### [WORK TO COMPLETE]
Your reply should be one number: the count of lines holding the word "Chabrier".

### [GIVEN RECORDS]
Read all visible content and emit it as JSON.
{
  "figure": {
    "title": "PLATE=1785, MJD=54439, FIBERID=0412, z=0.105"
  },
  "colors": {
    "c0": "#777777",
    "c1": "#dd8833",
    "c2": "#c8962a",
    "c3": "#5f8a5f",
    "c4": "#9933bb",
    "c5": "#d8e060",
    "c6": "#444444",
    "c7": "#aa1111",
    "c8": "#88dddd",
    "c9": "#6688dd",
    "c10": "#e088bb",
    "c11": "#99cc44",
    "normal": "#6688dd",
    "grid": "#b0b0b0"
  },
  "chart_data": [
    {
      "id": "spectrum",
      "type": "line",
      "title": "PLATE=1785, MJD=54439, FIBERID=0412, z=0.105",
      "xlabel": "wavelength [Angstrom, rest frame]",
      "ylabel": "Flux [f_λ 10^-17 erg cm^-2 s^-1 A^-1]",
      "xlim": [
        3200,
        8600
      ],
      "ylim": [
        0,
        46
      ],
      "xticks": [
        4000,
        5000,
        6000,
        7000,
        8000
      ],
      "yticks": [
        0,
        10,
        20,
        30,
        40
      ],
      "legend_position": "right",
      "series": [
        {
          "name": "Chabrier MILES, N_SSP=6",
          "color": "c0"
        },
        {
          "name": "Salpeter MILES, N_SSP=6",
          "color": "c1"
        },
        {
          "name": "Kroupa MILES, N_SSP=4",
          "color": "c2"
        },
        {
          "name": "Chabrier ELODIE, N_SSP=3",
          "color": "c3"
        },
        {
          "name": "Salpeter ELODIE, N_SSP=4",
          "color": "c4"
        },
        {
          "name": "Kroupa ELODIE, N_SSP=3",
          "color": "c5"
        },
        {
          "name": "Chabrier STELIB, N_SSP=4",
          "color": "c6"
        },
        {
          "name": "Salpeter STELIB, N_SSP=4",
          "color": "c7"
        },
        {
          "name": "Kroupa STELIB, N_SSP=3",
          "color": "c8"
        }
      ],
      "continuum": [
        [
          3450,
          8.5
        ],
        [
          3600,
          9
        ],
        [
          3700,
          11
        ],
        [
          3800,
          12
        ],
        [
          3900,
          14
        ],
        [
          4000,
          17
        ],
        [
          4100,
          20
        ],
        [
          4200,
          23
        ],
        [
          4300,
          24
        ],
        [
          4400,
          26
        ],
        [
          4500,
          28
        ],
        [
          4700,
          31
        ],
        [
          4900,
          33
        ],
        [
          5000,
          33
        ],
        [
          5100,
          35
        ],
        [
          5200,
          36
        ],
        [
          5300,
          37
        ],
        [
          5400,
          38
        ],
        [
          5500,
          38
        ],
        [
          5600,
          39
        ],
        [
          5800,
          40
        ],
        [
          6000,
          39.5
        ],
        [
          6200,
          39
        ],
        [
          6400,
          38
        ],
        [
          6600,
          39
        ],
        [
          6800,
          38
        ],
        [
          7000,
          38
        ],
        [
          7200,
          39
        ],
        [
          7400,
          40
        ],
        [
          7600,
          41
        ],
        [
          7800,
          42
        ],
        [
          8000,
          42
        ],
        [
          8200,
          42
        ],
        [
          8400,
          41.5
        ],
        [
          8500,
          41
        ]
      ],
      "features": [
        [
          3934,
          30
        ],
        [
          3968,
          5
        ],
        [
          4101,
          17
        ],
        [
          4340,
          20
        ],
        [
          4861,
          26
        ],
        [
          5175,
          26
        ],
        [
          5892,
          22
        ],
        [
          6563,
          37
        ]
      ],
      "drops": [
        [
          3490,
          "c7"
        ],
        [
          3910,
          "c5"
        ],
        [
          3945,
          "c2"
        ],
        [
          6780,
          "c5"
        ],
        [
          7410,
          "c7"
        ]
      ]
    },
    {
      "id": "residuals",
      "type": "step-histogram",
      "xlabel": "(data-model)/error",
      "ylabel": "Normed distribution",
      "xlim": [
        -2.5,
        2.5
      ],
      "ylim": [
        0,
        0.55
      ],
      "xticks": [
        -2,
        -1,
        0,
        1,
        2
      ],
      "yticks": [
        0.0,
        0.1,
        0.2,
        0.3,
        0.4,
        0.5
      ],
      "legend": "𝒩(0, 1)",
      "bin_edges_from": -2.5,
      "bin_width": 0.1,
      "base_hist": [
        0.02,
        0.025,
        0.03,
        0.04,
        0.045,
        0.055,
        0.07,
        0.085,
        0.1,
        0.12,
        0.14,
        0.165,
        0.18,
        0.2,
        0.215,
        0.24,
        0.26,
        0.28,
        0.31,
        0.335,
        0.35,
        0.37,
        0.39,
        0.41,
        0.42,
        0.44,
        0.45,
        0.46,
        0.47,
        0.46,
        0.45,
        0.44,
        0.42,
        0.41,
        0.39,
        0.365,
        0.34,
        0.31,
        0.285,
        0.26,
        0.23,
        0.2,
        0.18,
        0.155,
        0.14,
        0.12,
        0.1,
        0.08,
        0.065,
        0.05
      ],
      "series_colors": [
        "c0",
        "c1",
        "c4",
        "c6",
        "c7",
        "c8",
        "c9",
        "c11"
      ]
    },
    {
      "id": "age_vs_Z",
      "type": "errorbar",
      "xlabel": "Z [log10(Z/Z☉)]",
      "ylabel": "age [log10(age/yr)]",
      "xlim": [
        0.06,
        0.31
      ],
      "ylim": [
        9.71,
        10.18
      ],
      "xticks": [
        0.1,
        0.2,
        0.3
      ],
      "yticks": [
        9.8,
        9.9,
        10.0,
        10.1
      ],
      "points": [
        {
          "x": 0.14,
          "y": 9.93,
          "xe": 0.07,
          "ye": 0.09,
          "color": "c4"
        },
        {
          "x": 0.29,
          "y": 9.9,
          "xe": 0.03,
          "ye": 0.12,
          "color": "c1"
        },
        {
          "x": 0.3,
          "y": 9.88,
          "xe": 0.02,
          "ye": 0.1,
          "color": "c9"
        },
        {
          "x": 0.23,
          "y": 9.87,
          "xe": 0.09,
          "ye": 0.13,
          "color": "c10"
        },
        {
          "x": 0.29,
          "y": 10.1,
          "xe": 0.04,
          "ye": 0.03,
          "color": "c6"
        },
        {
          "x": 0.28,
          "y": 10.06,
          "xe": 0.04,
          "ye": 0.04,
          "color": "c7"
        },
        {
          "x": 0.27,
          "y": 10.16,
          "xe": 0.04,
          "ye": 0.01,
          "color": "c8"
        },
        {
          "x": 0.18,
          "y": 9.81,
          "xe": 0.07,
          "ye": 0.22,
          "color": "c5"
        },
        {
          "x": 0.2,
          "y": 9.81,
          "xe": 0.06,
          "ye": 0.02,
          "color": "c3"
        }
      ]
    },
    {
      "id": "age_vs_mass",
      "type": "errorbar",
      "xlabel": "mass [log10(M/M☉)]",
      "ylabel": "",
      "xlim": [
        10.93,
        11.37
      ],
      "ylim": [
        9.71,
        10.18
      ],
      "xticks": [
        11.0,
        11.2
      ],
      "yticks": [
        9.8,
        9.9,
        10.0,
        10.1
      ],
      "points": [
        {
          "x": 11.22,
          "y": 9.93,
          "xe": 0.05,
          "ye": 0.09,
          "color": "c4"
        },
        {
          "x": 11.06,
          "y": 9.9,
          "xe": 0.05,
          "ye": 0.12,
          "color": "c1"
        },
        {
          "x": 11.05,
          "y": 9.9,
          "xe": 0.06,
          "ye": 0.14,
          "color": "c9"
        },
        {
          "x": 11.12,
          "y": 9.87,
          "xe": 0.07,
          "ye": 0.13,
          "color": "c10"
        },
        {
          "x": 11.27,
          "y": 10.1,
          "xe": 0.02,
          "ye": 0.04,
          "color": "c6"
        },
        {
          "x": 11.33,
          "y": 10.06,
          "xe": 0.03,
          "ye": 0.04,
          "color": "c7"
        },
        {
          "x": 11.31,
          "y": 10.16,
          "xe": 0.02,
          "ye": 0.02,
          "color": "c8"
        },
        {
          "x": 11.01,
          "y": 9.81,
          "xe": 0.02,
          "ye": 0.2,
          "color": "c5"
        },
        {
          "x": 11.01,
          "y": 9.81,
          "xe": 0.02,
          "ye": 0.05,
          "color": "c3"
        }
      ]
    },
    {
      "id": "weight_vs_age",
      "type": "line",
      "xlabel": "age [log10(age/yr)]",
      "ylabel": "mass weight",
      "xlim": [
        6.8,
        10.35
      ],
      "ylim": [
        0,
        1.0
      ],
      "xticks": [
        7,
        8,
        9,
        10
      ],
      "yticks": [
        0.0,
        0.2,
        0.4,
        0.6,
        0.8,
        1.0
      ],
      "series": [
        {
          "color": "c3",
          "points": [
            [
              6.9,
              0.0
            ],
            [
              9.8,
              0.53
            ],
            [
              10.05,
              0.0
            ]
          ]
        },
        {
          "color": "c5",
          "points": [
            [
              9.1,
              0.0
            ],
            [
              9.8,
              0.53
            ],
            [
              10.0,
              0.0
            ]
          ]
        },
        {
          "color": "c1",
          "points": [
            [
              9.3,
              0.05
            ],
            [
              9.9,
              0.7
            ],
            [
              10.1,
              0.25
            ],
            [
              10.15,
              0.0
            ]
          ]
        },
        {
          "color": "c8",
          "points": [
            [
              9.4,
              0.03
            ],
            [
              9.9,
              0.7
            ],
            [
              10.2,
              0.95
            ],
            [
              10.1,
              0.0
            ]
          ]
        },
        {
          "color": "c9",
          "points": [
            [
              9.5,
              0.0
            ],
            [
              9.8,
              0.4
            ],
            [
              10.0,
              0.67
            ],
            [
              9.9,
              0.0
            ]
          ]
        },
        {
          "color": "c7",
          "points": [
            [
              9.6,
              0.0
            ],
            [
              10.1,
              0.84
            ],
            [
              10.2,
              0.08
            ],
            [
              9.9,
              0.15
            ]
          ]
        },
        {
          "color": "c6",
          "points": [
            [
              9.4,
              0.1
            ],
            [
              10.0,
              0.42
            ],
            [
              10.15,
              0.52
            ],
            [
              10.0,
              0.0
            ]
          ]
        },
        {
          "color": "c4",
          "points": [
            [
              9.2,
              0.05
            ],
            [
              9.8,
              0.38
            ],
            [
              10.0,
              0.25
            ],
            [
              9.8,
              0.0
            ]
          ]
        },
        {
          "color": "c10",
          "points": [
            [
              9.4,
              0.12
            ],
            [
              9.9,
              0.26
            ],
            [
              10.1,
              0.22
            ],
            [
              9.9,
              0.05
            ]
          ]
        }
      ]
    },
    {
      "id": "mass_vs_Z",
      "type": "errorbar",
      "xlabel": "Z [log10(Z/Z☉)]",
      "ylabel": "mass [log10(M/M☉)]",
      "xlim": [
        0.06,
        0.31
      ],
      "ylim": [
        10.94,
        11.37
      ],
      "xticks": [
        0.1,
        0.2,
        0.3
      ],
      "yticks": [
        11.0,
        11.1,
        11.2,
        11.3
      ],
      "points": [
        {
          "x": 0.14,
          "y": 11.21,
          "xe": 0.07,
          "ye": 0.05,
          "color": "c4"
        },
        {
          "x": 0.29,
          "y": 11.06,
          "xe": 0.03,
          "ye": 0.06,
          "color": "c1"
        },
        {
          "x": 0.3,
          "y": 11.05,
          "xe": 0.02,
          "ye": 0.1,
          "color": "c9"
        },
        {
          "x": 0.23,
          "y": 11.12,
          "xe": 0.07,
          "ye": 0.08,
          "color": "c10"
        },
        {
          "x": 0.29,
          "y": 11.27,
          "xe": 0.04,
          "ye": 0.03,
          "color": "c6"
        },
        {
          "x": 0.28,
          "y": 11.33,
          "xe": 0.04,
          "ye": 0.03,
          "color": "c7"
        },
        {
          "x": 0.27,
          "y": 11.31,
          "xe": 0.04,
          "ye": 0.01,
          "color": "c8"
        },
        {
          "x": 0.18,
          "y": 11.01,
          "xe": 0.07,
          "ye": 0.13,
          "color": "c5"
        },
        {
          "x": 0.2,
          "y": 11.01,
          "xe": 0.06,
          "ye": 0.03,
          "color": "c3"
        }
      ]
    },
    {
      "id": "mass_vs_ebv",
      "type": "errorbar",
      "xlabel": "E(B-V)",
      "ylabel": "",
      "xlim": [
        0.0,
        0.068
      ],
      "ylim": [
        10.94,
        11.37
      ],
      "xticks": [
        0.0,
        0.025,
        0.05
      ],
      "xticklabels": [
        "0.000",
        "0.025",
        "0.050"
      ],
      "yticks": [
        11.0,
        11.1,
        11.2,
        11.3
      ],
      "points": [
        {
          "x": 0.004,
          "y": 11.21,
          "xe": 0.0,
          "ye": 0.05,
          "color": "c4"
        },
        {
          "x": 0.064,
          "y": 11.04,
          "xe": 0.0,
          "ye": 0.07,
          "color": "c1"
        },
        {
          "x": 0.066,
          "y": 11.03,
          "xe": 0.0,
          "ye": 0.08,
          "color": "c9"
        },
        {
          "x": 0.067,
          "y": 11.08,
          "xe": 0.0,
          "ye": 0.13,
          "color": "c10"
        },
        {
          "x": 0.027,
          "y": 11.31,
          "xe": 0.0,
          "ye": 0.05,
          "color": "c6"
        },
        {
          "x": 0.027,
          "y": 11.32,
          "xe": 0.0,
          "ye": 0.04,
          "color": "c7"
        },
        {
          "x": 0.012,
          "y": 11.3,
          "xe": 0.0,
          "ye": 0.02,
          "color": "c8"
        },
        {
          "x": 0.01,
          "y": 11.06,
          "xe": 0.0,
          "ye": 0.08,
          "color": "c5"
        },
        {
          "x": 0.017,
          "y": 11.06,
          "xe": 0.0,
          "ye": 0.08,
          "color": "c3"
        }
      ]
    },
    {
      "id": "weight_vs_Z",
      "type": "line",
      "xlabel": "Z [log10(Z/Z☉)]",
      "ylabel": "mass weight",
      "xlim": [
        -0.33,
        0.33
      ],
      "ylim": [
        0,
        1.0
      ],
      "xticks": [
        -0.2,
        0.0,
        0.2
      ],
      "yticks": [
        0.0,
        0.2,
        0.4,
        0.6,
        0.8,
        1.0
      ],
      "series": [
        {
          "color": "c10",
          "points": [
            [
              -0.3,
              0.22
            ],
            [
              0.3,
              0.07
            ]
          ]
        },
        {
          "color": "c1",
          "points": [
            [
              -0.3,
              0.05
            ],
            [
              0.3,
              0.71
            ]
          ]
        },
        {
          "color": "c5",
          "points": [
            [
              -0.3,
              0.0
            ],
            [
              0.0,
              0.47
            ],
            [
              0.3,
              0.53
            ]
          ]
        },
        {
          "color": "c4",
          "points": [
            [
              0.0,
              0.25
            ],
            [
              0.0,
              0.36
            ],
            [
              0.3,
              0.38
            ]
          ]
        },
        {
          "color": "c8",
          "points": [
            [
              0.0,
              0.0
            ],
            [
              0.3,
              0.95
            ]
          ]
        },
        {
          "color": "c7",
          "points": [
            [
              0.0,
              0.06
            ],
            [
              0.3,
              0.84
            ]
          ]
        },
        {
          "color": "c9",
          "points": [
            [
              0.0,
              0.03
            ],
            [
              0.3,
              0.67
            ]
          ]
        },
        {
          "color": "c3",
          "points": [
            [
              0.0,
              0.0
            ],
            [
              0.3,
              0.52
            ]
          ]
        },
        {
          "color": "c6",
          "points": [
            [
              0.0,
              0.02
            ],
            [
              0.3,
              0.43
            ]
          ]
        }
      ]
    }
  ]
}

### [THE OUTPUT]
3